Instructions for the task: Using the data below, determine the number of lines that include the string "this". Write only that number.

The data:
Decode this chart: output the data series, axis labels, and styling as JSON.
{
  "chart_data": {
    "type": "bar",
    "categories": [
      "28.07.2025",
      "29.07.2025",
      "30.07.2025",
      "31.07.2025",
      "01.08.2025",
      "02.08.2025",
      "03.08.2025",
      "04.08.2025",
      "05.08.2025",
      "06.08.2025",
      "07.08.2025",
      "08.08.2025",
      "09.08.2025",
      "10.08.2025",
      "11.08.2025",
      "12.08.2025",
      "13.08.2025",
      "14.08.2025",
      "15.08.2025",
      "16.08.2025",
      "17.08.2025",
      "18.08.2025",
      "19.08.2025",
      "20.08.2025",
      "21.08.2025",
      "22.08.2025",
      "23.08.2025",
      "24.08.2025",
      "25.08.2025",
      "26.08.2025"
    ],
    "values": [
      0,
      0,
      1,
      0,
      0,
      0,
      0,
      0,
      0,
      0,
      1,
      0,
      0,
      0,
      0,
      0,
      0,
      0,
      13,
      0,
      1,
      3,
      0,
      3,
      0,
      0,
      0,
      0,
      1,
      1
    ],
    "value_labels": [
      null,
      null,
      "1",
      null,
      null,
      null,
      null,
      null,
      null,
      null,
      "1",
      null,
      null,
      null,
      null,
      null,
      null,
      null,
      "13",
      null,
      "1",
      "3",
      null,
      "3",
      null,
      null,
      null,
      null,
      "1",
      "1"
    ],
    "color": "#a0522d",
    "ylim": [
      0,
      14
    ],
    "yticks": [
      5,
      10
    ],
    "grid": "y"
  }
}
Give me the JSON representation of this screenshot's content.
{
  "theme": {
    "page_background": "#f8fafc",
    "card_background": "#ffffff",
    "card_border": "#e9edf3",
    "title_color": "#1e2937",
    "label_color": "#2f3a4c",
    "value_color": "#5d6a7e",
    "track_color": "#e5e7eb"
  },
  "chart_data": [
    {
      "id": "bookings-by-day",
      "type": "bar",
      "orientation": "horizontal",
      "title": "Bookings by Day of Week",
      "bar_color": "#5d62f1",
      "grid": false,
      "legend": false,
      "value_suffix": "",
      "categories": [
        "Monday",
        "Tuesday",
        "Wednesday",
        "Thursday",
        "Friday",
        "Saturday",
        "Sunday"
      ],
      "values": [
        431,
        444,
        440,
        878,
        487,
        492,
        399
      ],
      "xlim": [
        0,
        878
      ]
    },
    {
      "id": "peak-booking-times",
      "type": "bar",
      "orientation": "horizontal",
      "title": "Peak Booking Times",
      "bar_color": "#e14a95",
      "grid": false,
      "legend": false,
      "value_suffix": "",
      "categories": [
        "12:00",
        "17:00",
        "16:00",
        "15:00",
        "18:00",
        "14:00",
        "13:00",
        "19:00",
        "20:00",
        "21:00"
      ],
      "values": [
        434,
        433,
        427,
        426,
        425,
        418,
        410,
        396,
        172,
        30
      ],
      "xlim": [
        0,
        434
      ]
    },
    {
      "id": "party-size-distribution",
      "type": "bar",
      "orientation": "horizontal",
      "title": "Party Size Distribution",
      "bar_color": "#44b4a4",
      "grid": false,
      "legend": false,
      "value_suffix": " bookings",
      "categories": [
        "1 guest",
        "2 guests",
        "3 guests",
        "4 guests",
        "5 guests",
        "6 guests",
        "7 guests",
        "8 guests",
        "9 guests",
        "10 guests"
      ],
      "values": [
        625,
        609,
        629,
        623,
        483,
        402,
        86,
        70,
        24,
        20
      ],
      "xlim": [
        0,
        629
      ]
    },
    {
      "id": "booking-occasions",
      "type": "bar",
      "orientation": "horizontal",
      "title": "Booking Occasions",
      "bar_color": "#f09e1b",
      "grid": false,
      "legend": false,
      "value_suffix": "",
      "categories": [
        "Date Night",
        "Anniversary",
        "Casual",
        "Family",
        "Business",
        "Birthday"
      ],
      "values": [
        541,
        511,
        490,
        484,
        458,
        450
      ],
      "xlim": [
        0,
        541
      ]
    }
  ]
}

Exercise solution: 2